> [Items from a data source]:
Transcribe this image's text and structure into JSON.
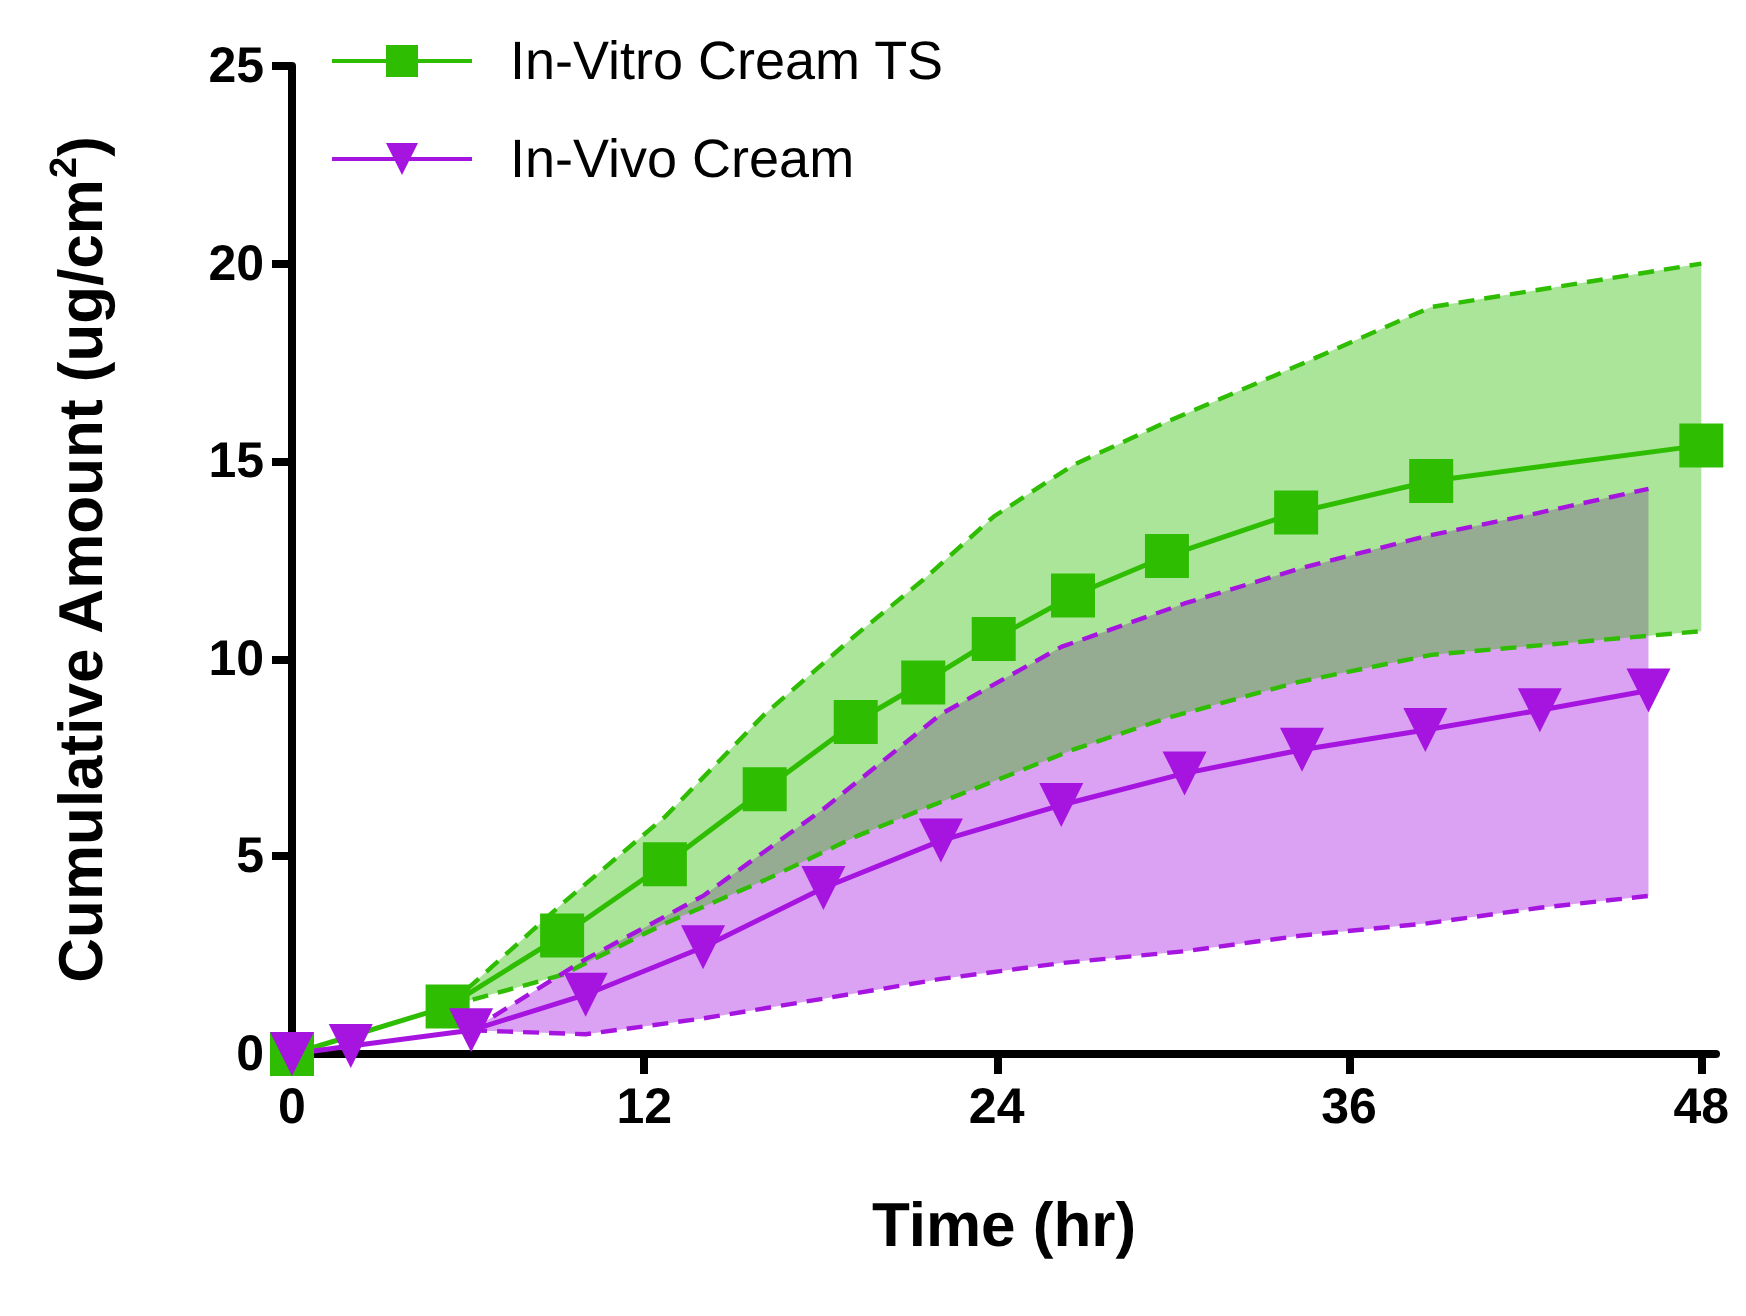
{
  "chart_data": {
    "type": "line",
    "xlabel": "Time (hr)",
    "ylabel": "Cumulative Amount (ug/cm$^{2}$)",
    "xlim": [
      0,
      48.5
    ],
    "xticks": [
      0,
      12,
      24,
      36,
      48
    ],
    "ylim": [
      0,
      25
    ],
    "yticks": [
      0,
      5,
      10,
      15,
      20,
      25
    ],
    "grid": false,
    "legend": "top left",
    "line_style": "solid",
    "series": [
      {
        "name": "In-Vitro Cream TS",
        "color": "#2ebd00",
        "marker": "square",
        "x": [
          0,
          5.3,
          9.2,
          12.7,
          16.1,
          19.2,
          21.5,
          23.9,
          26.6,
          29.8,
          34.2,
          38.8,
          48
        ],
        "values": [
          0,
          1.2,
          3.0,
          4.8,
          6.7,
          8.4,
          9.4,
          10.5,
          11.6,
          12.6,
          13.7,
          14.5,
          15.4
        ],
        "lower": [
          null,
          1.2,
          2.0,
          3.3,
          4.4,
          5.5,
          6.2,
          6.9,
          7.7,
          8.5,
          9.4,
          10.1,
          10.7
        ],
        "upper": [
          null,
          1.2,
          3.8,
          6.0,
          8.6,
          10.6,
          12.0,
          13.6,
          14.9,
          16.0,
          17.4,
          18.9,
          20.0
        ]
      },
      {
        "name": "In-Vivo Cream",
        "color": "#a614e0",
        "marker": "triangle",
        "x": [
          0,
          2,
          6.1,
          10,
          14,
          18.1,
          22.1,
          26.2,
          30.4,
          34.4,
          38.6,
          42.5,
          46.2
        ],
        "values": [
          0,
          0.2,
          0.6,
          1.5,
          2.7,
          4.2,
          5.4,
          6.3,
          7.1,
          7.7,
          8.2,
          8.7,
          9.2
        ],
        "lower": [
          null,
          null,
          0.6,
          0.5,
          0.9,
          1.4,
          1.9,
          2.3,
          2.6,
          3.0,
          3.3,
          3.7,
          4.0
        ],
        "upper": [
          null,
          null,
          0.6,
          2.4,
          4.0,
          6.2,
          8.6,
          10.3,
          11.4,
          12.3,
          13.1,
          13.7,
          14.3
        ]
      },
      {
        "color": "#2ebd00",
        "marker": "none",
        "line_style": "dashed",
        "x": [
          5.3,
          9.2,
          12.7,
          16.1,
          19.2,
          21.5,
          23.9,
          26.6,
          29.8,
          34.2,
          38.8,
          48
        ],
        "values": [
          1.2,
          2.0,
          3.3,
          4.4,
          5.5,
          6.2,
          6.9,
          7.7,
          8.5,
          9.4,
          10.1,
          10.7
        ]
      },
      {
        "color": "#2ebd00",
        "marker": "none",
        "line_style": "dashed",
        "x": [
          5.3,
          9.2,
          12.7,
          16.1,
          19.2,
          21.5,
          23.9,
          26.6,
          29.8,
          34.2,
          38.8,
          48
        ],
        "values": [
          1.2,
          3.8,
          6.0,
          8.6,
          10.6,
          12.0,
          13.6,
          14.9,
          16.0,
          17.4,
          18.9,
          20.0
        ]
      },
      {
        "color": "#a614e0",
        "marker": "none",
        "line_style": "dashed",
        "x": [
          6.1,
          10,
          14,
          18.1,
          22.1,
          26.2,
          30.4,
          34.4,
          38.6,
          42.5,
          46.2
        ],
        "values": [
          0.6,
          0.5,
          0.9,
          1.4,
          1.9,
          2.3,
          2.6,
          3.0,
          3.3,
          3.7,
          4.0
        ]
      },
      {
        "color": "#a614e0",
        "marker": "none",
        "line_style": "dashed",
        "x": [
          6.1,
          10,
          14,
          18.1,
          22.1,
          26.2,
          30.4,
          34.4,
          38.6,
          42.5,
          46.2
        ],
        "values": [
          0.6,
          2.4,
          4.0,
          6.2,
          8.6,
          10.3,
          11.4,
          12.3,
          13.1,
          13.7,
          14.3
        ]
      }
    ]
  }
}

> [WORK TO COMPLETE]:
Using the data above, copy each line that contains "Cream".

> [EXERCISE RESPONSE]:
        "name": "In-Vitro Cream TS",
        "name": "In-Vivo Cream",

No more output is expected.